#### [Records supplied]
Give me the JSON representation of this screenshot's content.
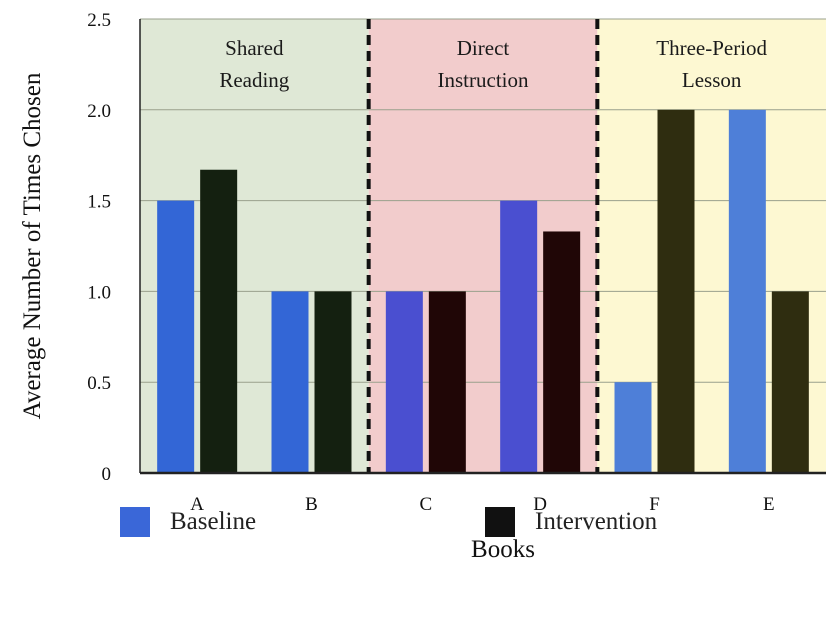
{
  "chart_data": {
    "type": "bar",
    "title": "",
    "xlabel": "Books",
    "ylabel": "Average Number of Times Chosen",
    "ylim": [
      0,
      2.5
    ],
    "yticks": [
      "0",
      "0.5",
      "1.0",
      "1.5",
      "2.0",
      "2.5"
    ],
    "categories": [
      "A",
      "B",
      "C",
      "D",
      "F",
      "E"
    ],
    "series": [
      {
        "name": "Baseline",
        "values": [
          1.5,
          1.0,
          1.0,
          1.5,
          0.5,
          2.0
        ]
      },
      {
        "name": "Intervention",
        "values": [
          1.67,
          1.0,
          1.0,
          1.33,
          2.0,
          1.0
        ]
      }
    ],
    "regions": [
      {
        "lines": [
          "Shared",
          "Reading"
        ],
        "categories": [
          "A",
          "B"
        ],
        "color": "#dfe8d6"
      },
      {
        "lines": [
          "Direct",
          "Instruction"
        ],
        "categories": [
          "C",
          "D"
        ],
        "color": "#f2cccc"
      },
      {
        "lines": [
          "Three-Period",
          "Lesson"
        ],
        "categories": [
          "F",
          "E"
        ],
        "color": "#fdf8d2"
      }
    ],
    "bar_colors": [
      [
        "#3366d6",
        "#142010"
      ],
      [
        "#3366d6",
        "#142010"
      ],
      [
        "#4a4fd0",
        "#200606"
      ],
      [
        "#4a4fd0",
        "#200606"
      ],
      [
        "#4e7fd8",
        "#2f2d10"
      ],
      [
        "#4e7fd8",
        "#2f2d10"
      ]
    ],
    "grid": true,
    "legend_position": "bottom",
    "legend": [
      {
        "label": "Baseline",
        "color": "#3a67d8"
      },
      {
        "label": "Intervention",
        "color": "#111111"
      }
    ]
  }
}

#### [What is being asked]
Your task is to copy the entries in full and exactly, without any images.

#### [The answer]
Give me the JSON representation of this screenshot's content.
{
  "chart_data": {
    "type": "bar",
    "title": "",
    "xlabel": "Books",
    "ylabel": "Average Number of Times Chosen",
    "ylim": [
      0,
      2.5
    ],
    "yticks": [
      "0",
      "0.5",
      "1.0",
      "1.5",
      "2.0",
      "2.5"
    ],
    "categories": [
      "A",
      "B",
      "C",
      "D",
      "F",
      "E"
    ],
    "series": [
      {
        "name": "Baseline",
        "values": [
          1.5,
          1.0,
          1.0,
          1.5,
          0.5,
          2.0
        ]
      },
      {
        "name": "Intervention",
        "values": [
          1.67,
          1.0,
          1.0,
          1.33,
          2.0,
          1.0
        ]
      }
    ],
    "regions": [
      {
        "lines": [
          "Shared",
          "Reading"
        ],
        "categories": [
          "A",
          "B"
        ],
        "color": "#dfe8d6"
      },
      {
        "lines": [
          "Direct",
          "Instruction"
        ],
        "categories": [
          "C",
          "D"
        ],
        "color": "#f2cccc"
      },
      {
        "lines": [
          "Three-Period",
          "Lesson"
        ],
        "categories": [
          "F",
          "E"
        ],
        "color": "#fdf8d2"
      }
    ],
    "bar_colors": [
      [
        "#3366d6",
        "#142010"
      ],
      [
        "#3366d6",
        "#142010"
      ],
      [
        "#4a4fd0",
        "#200606"
      ],
      [
        "#4a4fd0",
        "#200606"
      ],
      [
        "#4e7fd8",
        "#2f2d10"
      ],
      [
        "#4e7fd8",
        "#2f2d10"
      ]
    ],
    "grid": true,
    "legend_position": "bottom",
    "legend": [
      {
        "label": "Baseline",
        "color": "#3a67d8"
      },
      {
        "label": "Intervention",
        "color": "#111111"
      }
    ]
  }
}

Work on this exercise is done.